§ Exercise
Return the count of lines with the string "περίπτωση" in them, and nothing else.
— begin Supplied entries —
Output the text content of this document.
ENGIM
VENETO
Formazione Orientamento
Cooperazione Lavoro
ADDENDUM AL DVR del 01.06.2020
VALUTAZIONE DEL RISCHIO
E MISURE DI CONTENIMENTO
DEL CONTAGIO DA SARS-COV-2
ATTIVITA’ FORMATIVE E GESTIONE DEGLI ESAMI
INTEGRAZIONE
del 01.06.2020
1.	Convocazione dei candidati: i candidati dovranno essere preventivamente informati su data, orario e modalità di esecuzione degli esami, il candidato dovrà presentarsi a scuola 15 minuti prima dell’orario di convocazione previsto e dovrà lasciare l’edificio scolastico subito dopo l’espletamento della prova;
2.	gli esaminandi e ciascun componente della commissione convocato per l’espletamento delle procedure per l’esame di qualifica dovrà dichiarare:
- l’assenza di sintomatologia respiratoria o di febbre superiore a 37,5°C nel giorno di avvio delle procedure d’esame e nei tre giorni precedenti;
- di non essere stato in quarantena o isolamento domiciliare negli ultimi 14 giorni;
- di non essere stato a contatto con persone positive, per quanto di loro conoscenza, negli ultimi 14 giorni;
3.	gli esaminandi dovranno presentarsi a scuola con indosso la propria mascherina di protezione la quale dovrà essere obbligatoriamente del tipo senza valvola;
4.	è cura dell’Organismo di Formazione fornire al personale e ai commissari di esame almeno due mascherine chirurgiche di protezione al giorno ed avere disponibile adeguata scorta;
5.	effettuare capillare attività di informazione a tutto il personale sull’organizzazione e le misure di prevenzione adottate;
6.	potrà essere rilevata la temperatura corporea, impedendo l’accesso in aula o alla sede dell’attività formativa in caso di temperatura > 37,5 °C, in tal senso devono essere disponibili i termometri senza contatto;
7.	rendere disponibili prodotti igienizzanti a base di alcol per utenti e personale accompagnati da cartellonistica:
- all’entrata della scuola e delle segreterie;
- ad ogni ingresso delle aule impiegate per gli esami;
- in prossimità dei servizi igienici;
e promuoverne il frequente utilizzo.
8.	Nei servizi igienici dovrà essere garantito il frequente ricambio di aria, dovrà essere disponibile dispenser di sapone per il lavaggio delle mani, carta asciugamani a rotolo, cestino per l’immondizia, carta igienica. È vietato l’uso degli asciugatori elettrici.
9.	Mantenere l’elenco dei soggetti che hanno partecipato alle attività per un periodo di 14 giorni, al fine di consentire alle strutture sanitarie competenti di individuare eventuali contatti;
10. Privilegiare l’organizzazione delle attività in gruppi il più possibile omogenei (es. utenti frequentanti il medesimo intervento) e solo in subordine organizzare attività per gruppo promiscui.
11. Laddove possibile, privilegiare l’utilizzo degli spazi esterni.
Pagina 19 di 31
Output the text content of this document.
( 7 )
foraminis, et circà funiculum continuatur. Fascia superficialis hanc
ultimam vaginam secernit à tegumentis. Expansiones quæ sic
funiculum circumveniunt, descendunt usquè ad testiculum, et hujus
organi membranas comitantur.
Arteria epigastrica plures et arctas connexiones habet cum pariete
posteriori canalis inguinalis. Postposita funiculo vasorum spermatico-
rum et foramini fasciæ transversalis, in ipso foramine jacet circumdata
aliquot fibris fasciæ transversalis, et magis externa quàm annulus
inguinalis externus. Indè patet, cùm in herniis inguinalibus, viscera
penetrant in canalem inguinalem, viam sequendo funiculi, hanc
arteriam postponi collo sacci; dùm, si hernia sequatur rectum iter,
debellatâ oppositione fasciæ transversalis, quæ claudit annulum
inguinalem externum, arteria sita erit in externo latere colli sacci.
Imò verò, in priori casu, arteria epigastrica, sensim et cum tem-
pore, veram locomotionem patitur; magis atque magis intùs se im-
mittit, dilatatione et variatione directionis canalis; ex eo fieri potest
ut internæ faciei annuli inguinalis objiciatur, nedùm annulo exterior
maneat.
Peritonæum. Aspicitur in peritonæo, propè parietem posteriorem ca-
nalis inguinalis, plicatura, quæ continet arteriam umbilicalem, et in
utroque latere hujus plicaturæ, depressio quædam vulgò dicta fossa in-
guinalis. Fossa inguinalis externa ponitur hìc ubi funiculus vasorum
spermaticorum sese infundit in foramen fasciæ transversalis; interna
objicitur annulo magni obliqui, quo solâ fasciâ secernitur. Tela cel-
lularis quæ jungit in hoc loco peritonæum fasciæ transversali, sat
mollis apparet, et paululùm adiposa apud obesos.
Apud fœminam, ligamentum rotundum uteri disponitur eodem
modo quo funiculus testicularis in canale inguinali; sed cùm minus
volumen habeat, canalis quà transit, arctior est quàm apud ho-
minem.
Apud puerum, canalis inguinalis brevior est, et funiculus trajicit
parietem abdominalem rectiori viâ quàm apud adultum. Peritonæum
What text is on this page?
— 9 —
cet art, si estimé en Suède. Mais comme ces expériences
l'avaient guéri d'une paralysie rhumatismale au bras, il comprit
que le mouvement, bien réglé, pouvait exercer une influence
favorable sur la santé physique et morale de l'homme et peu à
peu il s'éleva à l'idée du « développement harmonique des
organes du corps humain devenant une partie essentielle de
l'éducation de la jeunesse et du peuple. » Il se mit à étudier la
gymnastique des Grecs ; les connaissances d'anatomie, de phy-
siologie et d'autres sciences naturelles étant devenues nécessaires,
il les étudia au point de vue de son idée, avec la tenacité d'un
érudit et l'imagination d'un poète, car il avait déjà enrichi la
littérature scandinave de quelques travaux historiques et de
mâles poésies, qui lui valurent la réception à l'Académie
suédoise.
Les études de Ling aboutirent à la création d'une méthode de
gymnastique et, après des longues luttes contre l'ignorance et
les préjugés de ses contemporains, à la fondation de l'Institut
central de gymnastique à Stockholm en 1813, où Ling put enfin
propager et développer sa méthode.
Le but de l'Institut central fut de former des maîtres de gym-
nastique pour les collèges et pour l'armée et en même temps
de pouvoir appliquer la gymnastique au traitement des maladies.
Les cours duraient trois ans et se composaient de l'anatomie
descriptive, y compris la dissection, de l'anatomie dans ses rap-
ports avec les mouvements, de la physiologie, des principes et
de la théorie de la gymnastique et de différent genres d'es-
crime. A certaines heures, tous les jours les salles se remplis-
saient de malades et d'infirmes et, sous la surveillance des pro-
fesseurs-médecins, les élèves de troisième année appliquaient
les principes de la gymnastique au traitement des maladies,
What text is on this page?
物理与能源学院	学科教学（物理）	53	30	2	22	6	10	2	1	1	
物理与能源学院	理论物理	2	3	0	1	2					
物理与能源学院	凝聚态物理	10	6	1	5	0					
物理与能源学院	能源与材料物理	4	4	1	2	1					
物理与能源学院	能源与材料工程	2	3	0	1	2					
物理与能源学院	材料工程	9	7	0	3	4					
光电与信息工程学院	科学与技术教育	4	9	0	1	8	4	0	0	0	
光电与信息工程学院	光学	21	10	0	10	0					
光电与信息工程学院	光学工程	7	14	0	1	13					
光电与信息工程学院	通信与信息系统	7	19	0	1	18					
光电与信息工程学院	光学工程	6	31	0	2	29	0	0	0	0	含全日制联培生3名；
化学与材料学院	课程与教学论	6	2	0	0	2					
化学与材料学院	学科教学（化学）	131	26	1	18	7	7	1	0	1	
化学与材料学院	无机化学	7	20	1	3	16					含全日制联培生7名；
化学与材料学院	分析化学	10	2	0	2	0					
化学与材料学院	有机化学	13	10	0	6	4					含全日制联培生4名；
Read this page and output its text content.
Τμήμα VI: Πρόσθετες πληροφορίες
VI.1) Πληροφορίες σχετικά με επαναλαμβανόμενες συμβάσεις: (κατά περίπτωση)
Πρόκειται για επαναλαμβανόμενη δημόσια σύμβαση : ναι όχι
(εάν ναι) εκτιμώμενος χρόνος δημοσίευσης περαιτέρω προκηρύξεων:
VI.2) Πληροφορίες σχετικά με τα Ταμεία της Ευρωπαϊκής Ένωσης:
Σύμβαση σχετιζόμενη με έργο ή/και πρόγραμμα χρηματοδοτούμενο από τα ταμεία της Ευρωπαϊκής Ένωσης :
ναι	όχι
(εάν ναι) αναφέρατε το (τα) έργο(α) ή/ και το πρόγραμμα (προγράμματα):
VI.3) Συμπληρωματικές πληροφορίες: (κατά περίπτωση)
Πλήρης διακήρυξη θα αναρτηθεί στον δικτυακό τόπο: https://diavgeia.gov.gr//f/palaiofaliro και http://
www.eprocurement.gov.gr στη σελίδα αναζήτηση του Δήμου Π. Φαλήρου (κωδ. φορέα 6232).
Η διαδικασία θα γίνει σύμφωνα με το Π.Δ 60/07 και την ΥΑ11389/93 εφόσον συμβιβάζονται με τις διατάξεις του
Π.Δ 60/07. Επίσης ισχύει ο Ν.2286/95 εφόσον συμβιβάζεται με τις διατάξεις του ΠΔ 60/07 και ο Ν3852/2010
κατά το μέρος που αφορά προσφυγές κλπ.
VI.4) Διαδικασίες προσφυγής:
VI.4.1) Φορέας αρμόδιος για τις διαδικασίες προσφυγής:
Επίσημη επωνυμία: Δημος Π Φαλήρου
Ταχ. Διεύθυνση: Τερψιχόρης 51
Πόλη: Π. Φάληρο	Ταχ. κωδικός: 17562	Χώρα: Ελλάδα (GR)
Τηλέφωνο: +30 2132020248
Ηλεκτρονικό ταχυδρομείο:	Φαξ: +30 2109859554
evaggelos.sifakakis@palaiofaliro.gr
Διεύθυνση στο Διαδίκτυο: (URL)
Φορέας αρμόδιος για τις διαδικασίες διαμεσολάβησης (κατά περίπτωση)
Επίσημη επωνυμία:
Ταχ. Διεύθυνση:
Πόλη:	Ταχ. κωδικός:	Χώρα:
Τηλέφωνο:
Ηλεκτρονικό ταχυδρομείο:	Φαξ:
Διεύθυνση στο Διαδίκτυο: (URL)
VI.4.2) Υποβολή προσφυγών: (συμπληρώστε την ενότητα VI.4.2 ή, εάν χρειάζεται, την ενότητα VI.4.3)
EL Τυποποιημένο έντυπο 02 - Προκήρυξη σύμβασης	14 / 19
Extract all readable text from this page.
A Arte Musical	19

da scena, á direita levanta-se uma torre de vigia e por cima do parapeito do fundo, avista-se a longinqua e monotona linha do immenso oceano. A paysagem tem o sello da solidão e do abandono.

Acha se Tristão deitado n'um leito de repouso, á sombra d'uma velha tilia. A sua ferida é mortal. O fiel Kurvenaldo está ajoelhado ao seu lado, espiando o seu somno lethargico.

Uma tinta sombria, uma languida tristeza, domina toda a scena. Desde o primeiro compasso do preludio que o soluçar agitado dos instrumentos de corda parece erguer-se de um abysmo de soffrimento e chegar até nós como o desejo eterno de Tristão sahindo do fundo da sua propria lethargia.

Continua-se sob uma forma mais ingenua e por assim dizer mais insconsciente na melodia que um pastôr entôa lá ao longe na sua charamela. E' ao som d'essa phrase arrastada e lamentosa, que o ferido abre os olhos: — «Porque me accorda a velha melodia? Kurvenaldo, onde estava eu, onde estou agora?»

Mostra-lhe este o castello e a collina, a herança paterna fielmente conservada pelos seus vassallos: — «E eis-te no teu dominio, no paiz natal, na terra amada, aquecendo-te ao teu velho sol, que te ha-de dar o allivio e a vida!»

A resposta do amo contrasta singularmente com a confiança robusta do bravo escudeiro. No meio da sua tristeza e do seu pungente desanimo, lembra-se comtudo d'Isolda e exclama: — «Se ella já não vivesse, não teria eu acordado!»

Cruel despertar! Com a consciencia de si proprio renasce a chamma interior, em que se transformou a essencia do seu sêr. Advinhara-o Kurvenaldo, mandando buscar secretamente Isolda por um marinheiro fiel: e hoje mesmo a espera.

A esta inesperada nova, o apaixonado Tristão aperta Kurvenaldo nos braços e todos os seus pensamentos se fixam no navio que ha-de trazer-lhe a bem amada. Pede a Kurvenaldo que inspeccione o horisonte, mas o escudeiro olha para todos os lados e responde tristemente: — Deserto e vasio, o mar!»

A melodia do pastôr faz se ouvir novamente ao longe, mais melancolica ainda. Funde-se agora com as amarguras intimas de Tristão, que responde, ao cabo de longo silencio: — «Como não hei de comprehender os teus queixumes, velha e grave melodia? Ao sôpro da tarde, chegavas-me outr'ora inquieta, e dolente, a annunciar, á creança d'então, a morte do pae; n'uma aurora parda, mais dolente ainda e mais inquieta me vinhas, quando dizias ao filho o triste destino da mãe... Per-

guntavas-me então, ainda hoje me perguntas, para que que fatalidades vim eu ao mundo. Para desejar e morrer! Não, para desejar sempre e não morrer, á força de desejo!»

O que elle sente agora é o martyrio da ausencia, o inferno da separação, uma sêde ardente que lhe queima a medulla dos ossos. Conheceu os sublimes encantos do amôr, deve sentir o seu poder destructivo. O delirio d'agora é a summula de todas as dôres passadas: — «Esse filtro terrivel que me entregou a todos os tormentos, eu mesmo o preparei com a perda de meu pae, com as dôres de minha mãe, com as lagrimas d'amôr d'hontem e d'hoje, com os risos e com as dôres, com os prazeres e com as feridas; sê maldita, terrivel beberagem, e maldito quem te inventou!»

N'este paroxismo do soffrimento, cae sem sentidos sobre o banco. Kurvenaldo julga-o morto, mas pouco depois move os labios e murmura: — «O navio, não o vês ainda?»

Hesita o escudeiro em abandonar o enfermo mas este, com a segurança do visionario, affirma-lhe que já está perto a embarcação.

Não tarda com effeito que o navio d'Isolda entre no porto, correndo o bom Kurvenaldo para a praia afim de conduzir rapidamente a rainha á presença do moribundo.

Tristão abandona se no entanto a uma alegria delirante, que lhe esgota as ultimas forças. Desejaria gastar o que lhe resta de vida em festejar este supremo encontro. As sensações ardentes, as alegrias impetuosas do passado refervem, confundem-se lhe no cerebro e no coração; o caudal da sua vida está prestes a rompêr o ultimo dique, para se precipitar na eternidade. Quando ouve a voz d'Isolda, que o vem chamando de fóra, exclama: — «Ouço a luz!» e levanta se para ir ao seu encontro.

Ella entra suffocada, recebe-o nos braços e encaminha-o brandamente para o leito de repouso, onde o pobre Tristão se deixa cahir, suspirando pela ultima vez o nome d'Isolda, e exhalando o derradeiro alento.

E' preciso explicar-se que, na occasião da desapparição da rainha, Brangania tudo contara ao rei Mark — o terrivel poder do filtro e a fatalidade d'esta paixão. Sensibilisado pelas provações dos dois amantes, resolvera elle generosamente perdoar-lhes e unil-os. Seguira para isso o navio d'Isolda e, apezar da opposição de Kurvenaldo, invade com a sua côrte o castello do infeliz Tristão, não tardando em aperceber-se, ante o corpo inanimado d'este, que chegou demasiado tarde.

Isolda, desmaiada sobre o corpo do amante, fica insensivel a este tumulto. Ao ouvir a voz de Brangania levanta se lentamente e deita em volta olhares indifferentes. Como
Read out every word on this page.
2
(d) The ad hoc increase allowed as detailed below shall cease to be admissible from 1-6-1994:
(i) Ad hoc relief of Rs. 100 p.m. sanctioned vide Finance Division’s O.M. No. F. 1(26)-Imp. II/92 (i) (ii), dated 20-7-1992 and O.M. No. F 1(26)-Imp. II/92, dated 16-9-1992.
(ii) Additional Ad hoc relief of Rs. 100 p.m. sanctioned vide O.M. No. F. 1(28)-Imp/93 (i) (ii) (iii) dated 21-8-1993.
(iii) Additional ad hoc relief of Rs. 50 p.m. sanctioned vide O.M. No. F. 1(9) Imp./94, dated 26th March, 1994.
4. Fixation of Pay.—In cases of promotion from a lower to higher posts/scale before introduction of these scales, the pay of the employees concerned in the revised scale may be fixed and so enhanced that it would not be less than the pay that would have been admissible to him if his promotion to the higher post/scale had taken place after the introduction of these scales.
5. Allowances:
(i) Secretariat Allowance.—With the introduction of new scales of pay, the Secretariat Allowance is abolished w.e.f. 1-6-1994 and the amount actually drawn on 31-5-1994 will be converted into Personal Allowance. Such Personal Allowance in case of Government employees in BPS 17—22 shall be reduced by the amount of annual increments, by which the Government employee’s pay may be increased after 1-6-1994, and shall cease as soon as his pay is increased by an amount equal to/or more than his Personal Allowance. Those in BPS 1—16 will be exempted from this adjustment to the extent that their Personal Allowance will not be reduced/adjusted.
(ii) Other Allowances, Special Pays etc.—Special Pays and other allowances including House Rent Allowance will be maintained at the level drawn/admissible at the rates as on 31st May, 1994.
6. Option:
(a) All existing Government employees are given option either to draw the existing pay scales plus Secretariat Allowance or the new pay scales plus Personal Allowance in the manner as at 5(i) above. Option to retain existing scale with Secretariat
— end Supplied entries —
§ Expected output
3